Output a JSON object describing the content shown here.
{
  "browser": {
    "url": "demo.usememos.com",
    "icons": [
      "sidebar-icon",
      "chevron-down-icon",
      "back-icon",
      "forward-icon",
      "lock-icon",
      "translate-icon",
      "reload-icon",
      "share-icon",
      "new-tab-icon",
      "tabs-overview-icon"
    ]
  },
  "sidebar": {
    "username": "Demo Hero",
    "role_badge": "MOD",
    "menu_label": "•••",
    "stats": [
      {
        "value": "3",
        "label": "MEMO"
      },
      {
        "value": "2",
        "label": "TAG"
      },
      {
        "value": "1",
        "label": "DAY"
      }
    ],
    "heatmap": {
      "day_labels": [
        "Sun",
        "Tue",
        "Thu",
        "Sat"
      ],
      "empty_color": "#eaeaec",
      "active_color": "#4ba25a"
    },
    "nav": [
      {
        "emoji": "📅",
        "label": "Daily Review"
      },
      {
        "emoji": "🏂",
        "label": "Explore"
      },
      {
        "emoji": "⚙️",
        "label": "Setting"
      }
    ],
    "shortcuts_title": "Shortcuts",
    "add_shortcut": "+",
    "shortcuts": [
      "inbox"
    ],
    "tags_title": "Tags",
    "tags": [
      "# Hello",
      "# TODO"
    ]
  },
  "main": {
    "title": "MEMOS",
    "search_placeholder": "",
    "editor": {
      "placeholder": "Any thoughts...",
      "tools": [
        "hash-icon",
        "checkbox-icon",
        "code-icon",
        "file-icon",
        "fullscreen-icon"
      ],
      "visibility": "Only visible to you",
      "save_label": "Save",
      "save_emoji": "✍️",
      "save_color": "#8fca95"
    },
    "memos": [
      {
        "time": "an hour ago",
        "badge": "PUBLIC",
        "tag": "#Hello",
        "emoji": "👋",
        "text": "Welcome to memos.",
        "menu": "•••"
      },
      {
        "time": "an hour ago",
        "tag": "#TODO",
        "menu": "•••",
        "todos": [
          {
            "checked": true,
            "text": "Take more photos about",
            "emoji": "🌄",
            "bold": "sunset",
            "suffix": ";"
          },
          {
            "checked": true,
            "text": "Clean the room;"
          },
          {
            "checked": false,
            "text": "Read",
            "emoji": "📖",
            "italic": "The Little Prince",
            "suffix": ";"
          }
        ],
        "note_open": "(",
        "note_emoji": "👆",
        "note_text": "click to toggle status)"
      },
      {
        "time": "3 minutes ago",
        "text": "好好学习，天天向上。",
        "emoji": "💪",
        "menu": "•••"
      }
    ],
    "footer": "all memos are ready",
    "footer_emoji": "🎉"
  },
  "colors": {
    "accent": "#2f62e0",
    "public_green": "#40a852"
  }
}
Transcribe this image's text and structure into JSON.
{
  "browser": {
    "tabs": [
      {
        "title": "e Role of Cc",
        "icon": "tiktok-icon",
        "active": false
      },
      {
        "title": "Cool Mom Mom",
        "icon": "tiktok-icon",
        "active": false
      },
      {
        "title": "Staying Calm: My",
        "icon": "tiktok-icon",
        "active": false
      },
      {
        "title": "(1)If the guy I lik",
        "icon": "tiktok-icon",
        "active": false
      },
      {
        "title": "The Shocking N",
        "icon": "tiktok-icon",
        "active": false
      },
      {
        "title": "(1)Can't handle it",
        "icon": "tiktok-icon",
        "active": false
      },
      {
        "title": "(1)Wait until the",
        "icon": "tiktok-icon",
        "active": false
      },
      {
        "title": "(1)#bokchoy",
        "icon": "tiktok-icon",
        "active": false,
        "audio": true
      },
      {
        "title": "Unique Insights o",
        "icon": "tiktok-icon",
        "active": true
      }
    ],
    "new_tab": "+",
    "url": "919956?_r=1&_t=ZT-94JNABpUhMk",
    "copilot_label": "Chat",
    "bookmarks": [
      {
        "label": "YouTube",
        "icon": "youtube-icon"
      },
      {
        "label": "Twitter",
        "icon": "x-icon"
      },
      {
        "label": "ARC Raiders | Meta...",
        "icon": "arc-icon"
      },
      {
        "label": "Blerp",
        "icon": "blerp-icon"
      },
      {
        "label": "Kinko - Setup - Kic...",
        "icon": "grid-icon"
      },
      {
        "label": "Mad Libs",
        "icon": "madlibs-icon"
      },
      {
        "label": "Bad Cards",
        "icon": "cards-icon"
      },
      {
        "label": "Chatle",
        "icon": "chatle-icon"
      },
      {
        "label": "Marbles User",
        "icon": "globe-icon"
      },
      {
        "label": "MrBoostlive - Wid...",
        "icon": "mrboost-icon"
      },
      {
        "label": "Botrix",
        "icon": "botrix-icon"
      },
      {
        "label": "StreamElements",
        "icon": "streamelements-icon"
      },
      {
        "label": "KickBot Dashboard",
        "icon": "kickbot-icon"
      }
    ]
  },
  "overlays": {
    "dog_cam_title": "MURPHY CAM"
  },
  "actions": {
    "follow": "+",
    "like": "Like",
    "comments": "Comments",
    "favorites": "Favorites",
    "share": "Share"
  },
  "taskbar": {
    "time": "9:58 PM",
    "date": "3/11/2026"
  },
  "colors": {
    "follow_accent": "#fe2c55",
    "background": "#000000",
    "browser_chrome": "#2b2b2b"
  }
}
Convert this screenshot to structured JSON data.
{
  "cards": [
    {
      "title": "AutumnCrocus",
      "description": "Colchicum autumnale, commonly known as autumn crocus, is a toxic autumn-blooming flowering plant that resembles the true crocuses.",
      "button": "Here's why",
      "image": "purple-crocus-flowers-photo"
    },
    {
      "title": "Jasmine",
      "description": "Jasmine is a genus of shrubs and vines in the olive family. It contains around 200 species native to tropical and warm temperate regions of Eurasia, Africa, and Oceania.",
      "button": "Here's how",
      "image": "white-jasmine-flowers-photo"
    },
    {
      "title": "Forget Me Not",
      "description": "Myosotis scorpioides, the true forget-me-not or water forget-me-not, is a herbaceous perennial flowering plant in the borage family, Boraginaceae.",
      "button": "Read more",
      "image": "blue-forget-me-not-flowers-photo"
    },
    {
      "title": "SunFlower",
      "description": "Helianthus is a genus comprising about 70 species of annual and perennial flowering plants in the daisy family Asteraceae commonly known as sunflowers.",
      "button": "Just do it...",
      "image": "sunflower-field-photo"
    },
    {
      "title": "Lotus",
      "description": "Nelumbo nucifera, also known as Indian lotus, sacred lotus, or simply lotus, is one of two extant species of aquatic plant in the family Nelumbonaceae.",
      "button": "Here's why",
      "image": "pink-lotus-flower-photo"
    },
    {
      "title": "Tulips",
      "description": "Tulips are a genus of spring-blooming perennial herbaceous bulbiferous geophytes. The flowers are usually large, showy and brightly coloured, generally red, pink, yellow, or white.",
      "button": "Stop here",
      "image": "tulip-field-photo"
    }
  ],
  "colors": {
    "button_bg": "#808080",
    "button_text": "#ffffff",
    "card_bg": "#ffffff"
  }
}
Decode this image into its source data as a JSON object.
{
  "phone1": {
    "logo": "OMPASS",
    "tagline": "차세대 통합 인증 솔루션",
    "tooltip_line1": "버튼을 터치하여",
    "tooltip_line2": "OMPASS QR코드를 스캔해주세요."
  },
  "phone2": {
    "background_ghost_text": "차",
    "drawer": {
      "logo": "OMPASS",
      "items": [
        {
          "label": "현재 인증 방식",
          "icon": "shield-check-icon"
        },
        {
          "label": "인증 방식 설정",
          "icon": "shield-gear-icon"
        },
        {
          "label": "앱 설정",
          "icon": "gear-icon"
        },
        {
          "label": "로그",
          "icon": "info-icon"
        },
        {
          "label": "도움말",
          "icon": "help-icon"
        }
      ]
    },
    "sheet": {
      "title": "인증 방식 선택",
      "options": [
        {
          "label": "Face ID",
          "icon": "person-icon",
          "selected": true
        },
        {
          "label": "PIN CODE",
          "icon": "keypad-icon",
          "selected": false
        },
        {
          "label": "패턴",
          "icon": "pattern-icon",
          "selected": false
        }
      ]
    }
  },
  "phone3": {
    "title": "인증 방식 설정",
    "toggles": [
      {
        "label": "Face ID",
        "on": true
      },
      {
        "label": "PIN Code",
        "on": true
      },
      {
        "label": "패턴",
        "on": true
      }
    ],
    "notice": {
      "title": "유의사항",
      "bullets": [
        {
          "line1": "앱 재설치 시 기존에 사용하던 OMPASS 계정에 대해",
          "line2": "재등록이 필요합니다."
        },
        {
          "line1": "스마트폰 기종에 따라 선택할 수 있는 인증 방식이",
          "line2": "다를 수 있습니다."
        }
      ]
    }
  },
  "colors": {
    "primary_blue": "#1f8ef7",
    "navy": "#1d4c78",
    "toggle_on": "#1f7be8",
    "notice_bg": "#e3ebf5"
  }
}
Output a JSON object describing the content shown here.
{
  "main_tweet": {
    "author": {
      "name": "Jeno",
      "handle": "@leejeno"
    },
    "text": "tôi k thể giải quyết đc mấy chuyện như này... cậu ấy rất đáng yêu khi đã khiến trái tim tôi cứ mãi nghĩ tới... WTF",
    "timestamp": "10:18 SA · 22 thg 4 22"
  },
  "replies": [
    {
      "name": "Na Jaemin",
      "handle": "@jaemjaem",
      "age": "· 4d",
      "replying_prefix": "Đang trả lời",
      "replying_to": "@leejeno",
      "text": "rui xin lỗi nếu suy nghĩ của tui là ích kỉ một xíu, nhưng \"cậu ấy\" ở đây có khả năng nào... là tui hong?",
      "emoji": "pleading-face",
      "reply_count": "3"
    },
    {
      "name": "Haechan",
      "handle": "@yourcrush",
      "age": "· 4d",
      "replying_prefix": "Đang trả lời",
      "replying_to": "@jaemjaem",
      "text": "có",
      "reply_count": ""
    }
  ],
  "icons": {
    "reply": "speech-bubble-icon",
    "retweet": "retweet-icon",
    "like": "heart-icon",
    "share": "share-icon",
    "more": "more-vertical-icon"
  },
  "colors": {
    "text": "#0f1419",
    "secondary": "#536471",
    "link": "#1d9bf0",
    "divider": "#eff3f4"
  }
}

### What to do:
Copy out all lines above that include the string "OMPASS".

### Solution to this problem:
    "logo": "OMPASS",
    "tooltip_line2": "OMPASS QR코드를 스캔해주세요."
      "logo": "OMPASS",
          "line1": "앱 재설치 시 기존에 사용하던 OMPASS 계정에 대해",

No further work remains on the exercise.